* **DIRECTIONS**:
The entries below need to be written out exactly, with no pictures included.

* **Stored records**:
--------------------------------------------------

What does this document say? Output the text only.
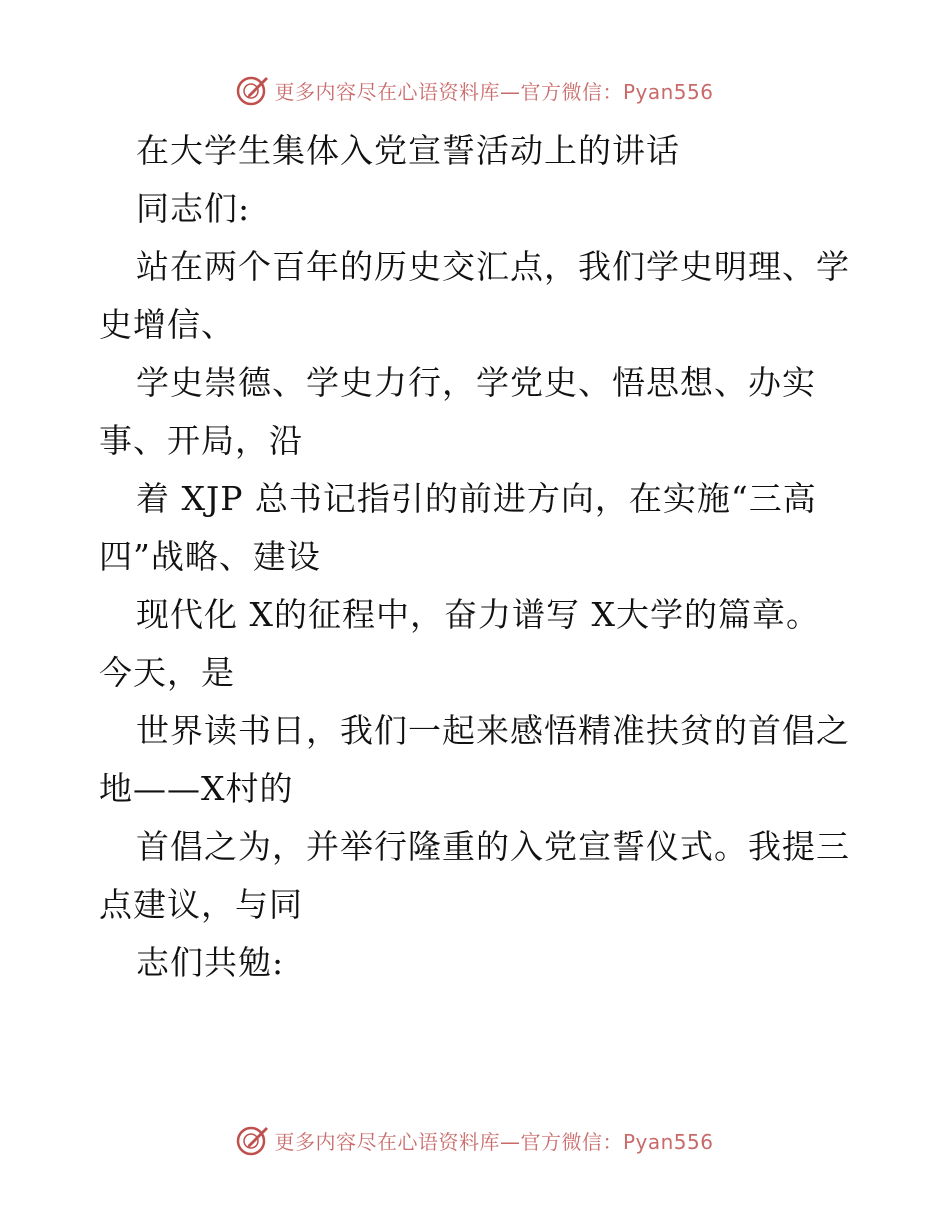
更多内容尽在心语资料库—官方微信：Pyan556
在大学生集体入党宣誓活动上的讲话
同志们:
站在两个百年的历史交汇点，我们学史明理、学
史增信、
学史崇德、学史力行，学党史、悟思想、办实
事、开局，沿
着 XJP 总书记指引的前进方向，在实施“三高
四”战略、建设
现代化 X的征程中，奋力谱写 X大学的篇章。
今天，是
世界读书日，我们一起来感悟精准扶贫的首倡之
地——X村的
首倡之为，并举行隆重的入党宣誓仪式。我提三
点建议，与同
志们共勉:
更多内容尽在心语资料库—官方微信：Pyan556
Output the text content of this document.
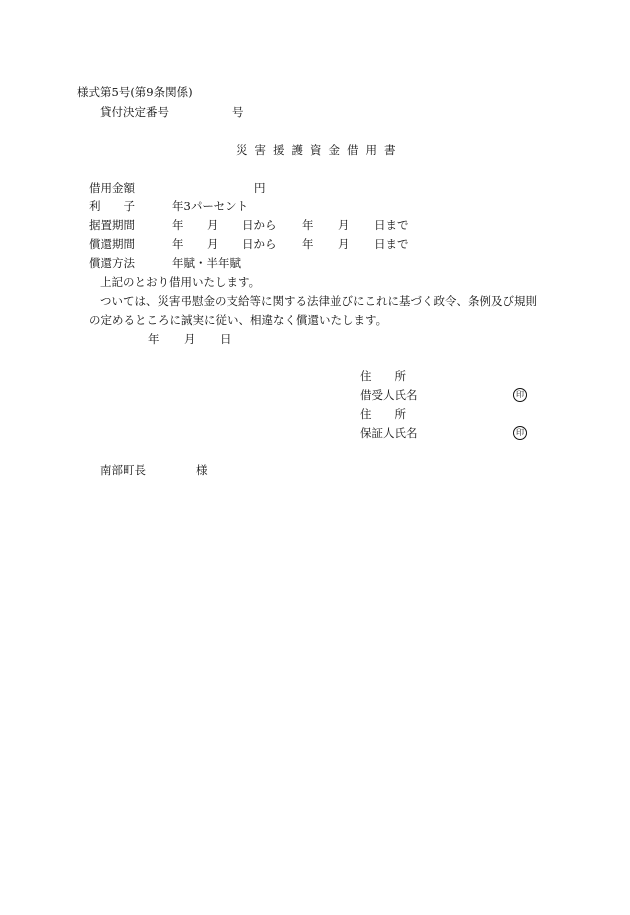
様式第5号(第9条関係)
貸付決定番号	号
災害援護資金借用書
借用金額	円
利　　子	年3パーセント
据置期間	年 月 日から 年 月 日まで
償還期間	年 月 日から 年 月 日まで
償還方法	年賦・半年賦
上記のとおり借用いたします。
ついては、災害弔慰金の支給等に関する法律並びにこれに基づく政令、条例及び規則
の定めるところに誠実に従い、相違なく償還いたします。
年 月 日
住　　所
借受人氏名	印
住　　所
保証人氏名	印
南部町長	様
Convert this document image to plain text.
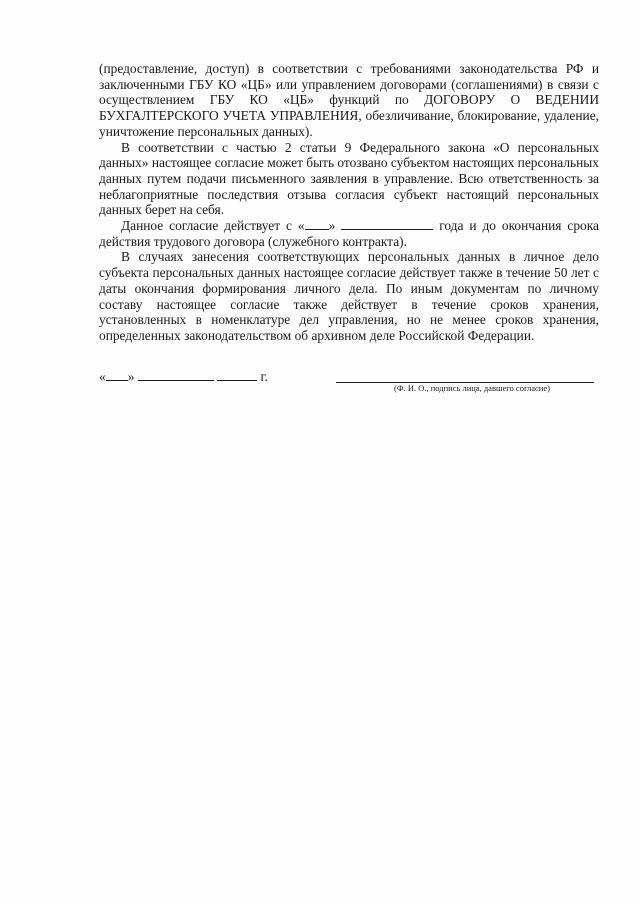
(предоставление, доступ) в соответствии с требованиями законодательства РФ и заключенными ГБУ КО «ЦБ» или управлением договорами (соглашениями) в связи с осуществлением ГБУ КО «ЦБ» функций по ДОГОВОРУ О ВЕДЕНИИ БУХГАЛТЕРСКОГО УЧЕТА УПРАВЛЕНИЯ, обезличивание, блокирование, удаление, уничтожение персональных данных).

В соответствии с частью 2 статьи 9 Федерального закона «О персональных данных» настоящее согласие может быть отозвано субъектом настоящих персональных данных путем подачи письменного заявления в управление. Всю ответственность за неблагоприятные последствия отзыва согласия субъект настоящий персональных данных берет на себя.

Данное согласие действует с « »	года и до окончания срока действия трудового договора (служебного контракта).

В случаях занесения соответствующих персональных данных в личное дело субъекта персональных данных настоящее согласие действует также в течение 50 лет с даты окончания формирования личного дела. По иным документам по личному составу настоящее согласие также действует в течение сроков хранения, установленных в номенклатуре дел управления, но не менее сроков хранения, определенных законодательством об архивном деле Российской Федерации.

« »	г.
(Ф. И. О., подпись лица, давшего согласие)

--------------------------------------------------

* **REPLY**:
What does this document say? Output the text only.
更多内容尽在心语资料库—官方微信：Pyan556
在大学生集体入党宣誓活动上的讲话
同志们:
站在两个百年的历史交汇点，我们学史明理、学
史增信、
学史崇德、学史力行，学党史、悟思想、办实
事、开局，沿
着 XJP 总书记指引的前进方向，在实施“三高
四”战略、建设
现代化 X的征程中，奋力谱写 X大学的篇章。
今天，是
世界读书日，我们一起来感悟精准扶贫的首倡之
地——X村的
首倡之为，并举行隆重的入党宣誓仪式。我提三
点建议，与同
志们共勉:
更多内容尽在心语资料库—官方微信：Pyan556
Output the text content of this document.
様式第5号(第9条関係)
貸付決定番号	号
災害援護資金借用書
借用金額	円
利　　子	年3パーセント
据置期間	年 月 日から 年 月 日まで
償還期間	年 月 日から 年 月 日まで
償還方法	年賦・半年賦
上記のとおり借用いたします。
ついては、災害弔慰金の支給等に関する法律並びにこれに基づく政令、条例及び規則
の定めるところに誠実に従い、相違なく償還いたします。
年 月 日
住　　所
借受人氏名	印
住　　所
保証人氏名	印
南部町長	様
Convert this document image to plain text.
(предоставление, доступ) в соответствии с требованиями законодательства РФ и заключенными ГБУ КО «ЦБ» или управлением договорами (соглашениями) в связи с осуществлением ГБУ КО «ЦБ» функций по ДОГОВОРУ О ВЕДЕНИИ БУХГАЛТЕРСКОГО УЧЕТА УПРАВЛЕНИЯ, обезличивание, блокирование, удаление, уничтожение персональных данных).

В соответствии с частью 2 статьи 9 Федерального закона «О персональных данных» настоящее согласие может быть отозвано субъектом настоящих персональных данных путем подачи письменного заявления в управление. Всю ответственность за неблагоприятные последствия отзыва согласия субъект настоящий персональных данных берет на себя.

Данное согласие действует с « »	года и до окончания срока действия трудового договора (служебного контракта).

В случаях занесения соответствующих персональных данных в личное дело субъекта персональных данных настоящее согласие действует также в течение 50 лет с даты окончания формирования личного дела. По иным документам по личному составу настоящее согласие также действует в течение сроков хранения, установленных в номенклатуре дел управления, но не менее сроков хранения, определенных законодательством об архивном деле Российской Федерации.

« »	г.
(Ф. И. О., подпись лица, давшего согласие)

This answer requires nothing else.